QUESTIONS:
- A) In the sexual violence excerpt, what percentage of female respondents in Lima, Peru, reported that their first sexual intercourse was forced?
- B) Please continue the sexual violence excerpt from the point where it stops.

READING TEXT:
Percentage of adolescents reporting forced sexual initiation, selected population-based surveys, 1993—1999
| Country or area | Study population | Year | Sample size | Sample age group (years) | Percentage reporting first sexual intercourse as forced (%) female | Percentage reporting first sexual intercourse as forced (%) male |
|---|---|---|---|---|---|---|
| Cameroon | Bamenda | 1995 | 646 | 12-25 | 37.3 | 29.9 |
| Caribbean | Nine countries | 1997–1998 | 15695 | 10-18 | 47.6 | 31.9 |
| Ghana | Three urban towns | 1996 | 750 | 12-24 | 21.0 | 5.0 |
| Mozambique | Maputo | 1999 | 1659 | 13-18 | 18.8 | 6.7 |
| New Zealand | Dunedin | 1993–1994 | 935 | Birth cohort | 7.0 | 0.2 |
| Peru | Lima | 1995 | 611 | 16-17 | 40.0 | 11.0 |
| South Africa | Transkei | 1994–1995 | 1975 | 15-18 | 28.4 | 6.4 |
| United Republic of Tanzania | Mwanza | 1996 | 892 | 12-19 | 29.1 | 6.9 |
| United States | National | 1995 | 2042 | 15-24 | 9.1 |  |

==Alcohol and drug consumption==
Increased vulnerability to sexual violence also stems from the use of alcohol and other drugs. Consuming alcohol or drugs makes it more difficult for people to protect themselves by interpreting and effectively acting on warning signs. Drinking alcohol may also place a person in settings where his or her chances of encountering a potential offender are greater.

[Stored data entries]
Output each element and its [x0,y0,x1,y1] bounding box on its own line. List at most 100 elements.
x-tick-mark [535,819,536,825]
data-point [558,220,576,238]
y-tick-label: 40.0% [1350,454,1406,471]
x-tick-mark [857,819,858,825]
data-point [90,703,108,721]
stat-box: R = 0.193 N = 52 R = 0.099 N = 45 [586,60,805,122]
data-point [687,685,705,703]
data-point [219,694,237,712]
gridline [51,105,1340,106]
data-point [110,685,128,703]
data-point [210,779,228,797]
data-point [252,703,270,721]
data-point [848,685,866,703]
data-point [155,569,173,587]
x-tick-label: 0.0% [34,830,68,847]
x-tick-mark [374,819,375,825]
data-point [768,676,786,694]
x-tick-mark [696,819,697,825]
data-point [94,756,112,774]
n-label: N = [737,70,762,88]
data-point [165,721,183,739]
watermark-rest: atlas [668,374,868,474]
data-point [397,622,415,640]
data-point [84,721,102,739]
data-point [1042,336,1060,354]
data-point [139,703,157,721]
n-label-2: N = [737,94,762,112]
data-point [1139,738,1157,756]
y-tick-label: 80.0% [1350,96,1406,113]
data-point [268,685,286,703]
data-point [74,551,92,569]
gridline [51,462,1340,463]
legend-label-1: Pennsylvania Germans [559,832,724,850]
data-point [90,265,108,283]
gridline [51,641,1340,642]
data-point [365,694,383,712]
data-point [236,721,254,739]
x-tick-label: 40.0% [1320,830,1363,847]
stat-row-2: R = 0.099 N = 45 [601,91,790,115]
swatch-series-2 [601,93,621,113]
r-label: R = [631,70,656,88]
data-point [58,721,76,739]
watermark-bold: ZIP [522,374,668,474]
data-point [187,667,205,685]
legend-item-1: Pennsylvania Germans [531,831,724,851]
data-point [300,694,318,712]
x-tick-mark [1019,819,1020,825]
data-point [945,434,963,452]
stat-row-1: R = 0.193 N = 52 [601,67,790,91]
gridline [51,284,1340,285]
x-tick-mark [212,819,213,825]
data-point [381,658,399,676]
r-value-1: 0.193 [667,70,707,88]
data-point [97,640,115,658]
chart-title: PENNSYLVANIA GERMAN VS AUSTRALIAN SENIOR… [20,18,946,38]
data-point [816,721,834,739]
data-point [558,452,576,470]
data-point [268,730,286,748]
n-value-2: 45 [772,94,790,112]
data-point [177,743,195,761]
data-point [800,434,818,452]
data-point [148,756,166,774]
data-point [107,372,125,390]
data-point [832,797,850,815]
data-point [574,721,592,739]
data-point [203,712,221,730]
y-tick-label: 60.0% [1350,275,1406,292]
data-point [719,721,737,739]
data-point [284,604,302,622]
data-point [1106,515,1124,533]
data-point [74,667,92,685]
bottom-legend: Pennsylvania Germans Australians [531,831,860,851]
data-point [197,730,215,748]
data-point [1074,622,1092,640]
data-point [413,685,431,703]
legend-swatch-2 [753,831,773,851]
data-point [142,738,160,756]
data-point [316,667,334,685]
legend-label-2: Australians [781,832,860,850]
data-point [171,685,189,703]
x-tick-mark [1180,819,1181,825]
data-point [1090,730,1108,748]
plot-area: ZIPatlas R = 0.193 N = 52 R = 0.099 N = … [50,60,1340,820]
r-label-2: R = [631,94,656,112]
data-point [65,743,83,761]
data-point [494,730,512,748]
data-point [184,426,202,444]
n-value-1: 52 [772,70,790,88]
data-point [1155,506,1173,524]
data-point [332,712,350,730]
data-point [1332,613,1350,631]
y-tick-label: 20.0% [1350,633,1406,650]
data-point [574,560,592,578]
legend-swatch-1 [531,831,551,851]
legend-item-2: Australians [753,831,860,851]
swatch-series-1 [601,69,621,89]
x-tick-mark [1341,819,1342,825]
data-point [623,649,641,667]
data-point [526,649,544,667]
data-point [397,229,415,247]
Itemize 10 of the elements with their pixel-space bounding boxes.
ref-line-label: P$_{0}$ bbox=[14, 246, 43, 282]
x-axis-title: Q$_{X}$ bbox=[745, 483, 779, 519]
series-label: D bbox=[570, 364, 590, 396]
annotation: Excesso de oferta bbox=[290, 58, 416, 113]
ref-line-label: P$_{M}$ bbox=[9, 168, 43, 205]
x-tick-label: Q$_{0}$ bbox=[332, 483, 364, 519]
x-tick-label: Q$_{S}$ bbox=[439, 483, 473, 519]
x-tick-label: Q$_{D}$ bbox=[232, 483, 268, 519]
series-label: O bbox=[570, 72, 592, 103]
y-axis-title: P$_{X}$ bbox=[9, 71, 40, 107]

ANSWERS GIVEN:
- A) 40.0%

- B)
==Having previously been raped or sexually abused==
There is some evidence linking experiences of sexual abuse in childhood or adolescence with patterns of victimization during adulthood. A national study of violence against women in the United States found that women who were raped before the age of 18 years were twice as likely to be raped as adults, compared with those who were not raped as children or adolescents (18.3% and 8.7%, respectively).

The effects of early sexual abuse may also extend to other forms of victimization and problems in adulthood. For instance, a case control study in Australia on the long-term impact of abuse reported significant associations between child sexual abuse and
experiencing rape, sexual and mental health problems, domestic violence and other problems in intimate relationships even after accounting for various family background characteristics. Those who had experienced abuse involving intercourse had more negative outcomes than those suffering other types of coercion.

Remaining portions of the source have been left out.